What needs to be done » Pull each line holding the word "sommar" from the data.

Recorded data »
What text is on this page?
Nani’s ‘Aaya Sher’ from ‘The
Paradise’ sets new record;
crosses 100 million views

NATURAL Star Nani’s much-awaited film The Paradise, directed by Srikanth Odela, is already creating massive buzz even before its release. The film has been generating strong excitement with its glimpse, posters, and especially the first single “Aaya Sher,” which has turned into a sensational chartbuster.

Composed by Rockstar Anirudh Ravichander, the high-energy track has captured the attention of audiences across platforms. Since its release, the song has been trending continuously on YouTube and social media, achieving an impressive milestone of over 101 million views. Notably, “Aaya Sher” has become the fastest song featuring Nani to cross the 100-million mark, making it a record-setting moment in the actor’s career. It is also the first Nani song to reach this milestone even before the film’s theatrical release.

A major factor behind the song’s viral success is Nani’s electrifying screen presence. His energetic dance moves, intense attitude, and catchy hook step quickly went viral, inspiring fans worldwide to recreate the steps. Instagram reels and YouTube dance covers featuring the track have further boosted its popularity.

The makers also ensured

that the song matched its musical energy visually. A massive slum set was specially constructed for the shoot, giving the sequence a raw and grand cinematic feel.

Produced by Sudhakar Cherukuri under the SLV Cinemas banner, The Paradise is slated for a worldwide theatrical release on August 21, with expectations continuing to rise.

--

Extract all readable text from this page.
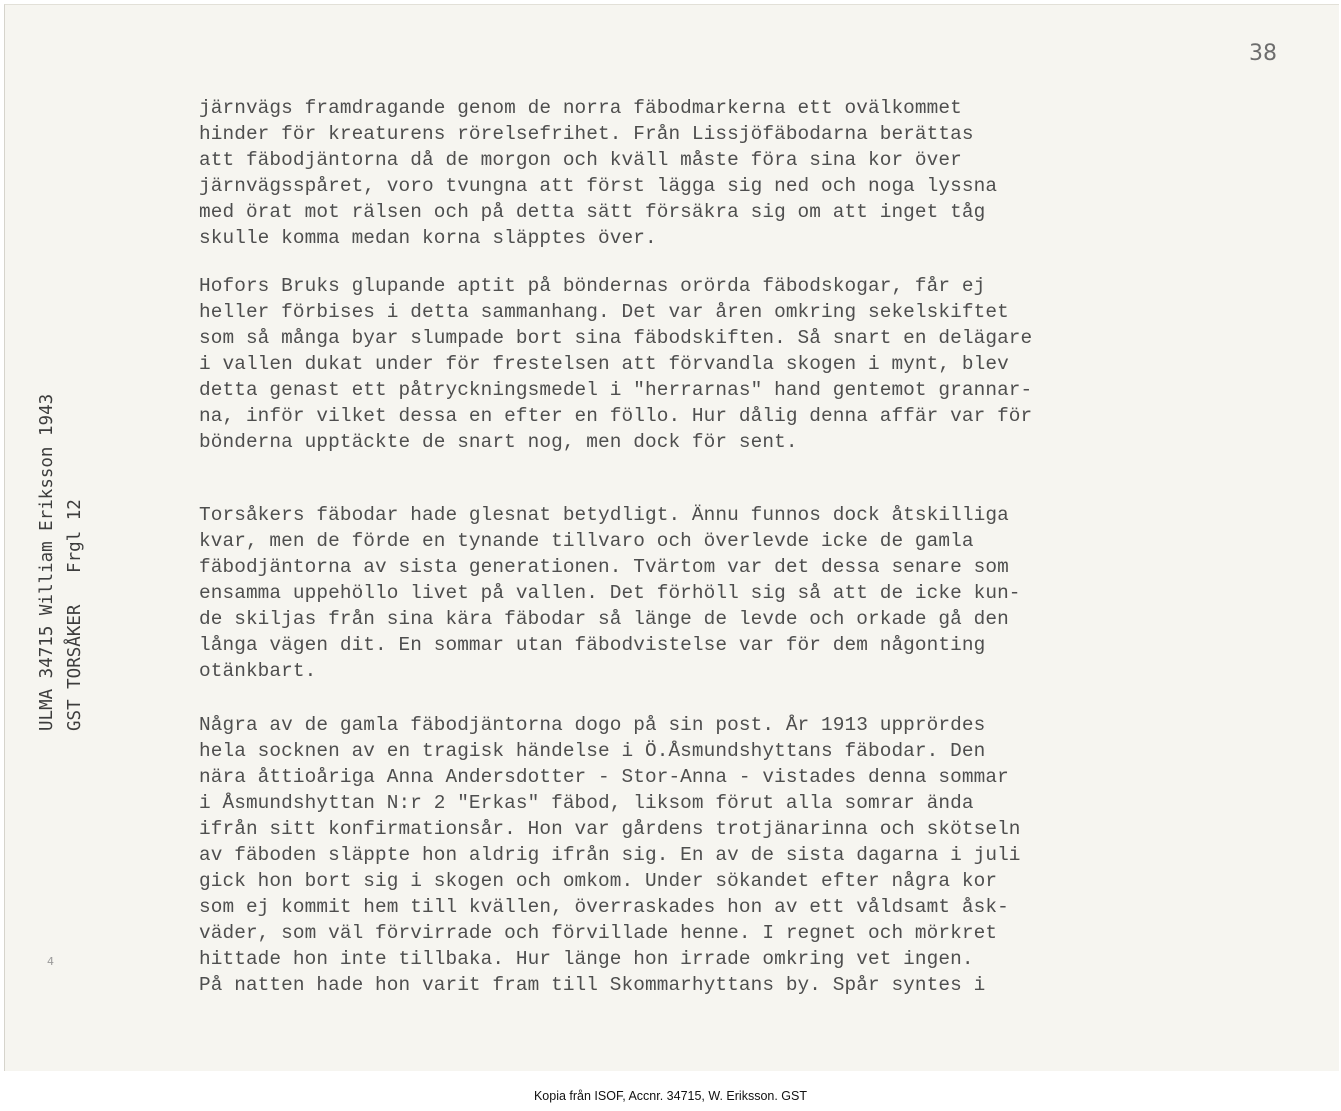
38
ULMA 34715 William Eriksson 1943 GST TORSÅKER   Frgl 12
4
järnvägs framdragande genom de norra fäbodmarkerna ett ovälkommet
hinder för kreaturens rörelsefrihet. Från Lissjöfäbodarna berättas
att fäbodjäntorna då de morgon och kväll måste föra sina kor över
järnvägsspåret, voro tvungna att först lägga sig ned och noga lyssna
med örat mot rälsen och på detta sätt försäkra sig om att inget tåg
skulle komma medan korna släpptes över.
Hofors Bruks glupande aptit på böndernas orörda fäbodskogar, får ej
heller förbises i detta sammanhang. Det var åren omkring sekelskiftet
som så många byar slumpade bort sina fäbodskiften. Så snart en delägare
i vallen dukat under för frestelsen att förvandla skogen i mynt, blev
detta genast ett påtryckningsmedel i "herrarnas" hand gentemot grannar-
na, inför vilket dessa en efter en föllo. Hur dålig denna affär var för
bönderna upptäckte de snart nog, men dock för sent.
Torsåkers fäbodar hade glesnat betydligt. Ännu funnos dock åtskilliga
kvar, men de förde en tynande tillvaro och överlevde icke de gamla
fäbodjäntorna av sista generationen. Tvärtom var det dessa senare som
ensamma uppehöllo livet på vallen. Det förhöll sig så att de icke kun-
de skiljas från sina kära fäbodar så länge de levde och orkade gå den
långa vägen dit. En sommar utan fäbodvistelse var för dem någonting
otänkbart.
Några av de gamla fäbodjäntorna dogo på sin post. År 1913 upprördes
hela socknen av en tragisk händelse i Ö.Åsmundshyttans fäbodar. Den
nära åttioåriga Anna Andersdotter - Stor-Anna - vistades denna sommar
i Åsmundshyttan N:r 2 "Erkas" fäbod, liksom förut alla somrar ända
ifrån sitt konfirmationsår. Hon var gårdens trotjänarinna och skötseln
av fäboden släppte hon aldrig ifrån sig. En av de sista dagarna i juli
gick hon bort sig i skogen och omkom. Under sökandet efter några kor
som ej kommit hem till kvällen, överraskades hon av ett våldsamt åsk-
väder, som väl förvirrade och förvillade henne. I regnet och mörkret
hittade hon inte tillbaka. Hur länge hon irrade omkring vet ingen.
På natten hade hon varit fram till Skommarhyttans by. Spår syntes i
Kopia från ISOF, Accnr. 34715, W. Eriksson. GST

Task solution »
långa vägen dit. En sommar utan fäbodvistelse var för dem någonting
nära åttioåriga Anna Andersdotter - Stor-Anna - vistades denna sommar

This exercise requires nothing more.